- _What you are asked to do_
Show every line containing "CASES" by copying it.
[START Exercise materials]
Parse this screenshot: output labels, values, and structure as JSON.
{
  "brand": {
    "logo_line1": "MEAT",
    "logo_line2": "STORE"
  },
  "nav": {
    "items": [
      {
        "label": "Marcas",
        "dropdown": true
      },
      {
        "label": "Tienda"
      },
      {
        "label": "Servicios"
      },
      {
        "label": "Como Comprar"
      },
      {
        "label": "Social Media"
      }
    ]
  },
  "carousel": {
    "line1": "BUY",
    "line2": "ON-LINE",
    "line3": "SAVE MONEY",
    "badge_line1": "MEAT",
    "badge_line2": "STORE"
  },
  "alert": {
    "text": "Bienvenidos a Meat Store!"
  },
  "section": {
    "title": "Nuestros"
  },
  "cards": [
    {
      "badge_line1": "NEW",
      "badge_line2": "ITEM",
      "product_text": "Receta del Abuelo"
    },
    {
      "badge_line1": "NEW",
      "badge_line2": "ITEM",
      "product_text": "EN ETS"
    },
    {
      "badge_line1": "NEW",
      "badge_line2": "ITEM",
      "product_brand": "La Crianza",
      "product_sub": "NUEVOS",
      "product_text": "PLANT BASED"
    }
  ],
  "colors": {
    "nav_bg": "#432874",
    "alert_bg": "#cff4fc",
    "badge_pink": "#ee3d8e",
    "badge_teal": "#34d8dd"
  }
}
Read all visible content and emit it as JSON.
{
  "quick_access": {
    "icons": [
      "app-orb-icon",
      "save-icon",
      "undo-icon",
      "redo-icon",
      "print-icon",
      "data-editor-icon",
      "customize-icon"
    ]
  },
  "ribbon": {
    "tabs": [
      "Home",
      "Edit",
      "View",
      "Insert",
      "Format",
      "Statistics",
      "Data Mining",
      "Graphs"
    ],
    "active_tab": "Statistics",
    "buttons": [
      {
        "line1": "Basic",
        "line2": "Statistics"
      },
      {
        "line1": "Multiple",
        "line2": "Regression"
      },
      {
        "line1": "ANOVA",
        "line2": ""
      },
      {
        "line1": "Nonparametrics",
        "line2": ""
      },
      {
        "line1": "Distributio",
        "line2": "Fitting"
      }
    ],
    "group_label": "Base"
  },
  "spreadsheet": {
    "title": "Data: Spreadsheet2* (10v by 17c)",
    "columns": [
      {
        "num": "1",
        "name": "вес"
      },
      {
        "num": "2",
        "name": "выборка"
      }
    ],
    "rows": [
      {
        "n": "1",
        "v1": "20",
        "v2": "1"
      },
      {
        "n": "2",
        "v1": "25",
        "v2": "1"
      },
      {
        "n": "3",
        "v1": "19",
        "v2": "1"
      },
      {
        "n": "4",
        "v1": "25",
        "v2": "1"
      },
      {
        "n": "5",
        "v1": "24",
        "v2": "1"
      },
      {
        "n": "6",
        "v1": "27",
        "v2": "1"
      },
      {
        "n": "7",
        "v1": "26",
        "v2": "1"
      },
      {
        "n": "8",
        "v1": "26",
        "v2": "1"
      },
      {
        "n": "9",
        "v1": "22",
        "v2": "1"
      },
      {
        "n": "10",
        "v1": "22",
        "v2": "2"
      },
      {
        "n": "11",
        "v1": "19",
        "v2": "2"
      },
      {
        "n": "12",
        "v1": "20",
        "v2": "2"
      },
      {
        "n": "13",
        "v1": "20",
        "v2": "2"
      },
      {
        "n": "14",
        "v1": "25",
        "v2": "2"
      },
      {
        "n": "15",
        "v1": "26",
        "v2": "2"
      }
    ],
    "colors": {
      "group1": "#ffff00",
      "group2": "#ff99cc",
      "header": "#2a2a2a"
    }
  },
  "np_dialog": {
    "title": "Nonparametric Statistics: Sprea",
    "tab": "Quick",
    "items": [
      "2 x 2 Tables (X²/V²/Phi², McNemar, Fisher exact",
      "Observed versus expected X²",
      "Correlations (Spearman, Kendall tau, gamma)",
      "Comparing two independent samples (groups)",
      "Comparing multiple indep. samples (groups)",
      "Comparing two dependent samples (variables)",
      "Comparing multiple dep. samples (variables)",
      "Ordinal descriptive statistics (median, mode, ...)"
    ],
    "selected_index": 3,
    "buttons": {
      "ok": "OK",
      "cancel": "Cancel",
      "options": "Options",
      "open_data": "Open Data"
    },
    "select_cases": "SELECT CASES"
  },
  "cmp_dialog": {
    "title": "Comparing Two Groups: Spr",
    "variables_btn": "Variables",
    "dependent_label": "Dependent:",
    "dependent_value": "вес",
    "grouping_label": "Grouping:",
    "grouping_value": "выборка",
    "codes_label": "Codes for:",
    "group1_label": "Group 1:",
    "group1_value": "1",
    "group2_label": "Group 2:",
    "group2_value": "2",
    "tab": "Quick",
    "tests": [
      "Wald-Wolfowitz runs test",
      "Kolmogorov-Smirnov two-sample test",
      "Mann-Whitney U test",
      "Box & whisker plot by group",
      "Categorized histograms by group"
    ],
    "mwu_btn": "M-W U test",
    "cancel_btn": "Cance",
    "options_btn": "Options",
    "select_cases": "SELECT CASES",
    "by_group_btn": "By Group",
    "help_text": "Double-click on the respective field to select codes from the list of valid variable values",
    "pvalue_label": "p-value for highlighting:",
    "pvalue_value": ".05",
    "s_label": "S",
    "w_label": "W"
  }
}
[END Exercise materials]
[START Exercise materials]
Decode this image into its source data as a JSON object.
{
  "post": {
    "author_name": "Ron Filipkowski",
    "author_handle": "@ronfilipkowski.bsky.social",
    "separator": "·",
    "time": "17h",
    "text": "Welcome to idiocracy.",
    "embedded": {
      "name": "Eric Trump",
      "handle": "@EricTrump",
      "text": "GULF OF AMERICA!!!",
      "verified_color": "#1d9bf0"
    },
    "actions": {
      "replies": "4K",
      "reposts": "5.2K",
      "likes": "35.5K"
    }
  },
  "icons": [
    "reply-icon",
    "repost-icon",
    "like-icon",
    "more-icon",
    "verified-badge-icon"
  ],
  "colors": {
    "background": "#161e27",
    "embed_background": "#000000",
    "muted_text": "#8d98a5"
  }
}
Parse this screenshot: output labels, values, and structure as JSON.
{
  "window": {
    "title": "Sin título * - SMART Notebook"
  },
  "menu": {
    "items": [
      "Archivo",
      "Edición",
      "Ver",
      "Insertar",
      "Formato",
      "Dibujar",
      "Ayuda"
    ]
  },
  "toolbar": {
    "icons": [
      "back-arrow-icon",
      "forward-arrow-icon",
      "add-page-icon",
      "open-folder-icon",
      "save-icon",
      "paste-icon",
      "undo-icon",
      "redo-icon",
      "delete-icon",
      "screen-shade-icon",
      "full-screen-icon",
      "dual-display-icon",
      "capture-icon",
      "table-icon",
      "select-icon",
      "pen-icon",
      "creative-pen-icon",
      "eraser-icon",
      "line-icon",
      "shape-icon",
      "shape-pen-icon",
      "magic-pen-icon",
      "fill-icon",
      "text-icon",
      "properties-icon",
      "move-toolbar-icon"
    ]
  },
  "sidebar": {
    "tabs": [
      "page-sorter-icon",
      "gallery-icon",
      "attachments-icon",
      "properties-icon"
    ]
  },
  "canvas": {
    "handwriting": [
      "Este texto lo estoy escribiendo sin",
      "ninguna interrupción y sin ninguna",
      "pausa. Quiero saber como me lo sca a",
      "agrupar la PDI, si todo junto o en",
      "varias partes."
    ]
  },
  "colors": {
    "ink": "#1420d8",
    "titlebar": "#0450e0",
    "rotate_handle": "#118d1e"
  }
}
[END Exercise materials]
- _Reply to the exercise_
    "select_cases": "SELECT CASES"
    "select_cases": "SELECT CASES",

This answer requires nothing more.